──────── Data for the task

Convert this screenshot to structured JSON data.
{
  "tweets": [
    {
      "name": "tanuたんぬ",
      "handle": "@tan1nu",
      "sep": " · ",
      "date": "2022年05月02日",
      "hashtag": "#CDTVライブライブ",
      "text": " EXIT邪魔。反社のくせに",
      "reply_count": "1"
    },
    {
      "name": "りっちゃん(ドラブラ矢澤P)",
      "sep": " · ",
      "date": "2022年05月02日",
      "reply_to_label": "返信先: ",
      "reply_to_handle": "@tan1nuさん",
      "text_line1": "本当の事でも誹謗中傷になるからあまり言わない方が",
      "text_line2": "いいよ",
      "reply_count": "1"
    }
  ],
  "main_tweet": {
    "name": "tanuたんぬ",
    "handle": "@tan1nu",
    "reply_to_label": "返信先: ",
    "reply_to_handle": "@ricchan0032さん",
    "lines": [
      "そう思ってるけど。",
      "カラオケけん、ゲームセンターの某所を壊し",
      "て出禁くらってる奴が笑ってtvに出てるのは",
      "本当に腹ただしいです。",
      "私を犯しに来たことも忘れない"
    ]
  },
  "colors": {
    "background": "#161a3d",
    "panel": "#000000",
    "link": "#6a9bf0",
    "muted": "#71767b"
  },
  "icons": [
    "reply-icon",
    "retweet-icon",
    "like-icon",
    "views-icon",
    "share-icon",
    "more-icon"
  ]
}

────────────────

# Request
Print the whole listing again, exactly.

# Solution
Convert this screenshot to structured JSON data.
{
  "tweets": [
    {
      "name": "tanuたんぬ",
      "handle": "@tan1nu",
      "sep": " · ",
      "date": "2022年05月02日",
      "hashtag": "#CDTVライブライブ",
      "text": " EXIT邪魔。反社のくせに",
      "reply_count": "1"
    },
    {
      "name": "りっちゃん(ドラブラ矢澤P)",
      "sep": " · ",
      "date": "2022年05月02日",
      "reply_to_label": "返信先: ",
      "reply_to_handle": "@tan1nuさん",
      "text_line1": "本当の事でも誹謗中傷になるからあまり言わない方が",
      "text_line2": "いいよ",
      "reply_count": "1"
    }
  ],
  "main_tweet": {
    "name": "tanuたんぬ",
    "handle": "@tan1nu",
    "reply_to_label": "返信先: ",
    "reply_to_handle": "@ricchan0032さん",
    "lines": [
      "そう思ってるけど。",
      "カラオケけん、ゲームセンターの某所を壊し",
      "て出禁くらってる奴が笑ってtvに出てるのは",
      "本当に腹ただしいです。",
      "私を犯しに来たことも忘れない"
    ]
  },
  "colors": {
    "background": "#161a3d",
    "panel": "#000000",
    "link": "#6a9bf0",
    "muted": "#71767b"
  },
  "icons": [
    "reply-icon",
    "retweet-icon",
    "like-icon",
    "views-icon",
    "share-icon",
    "more-icon"
  ]
}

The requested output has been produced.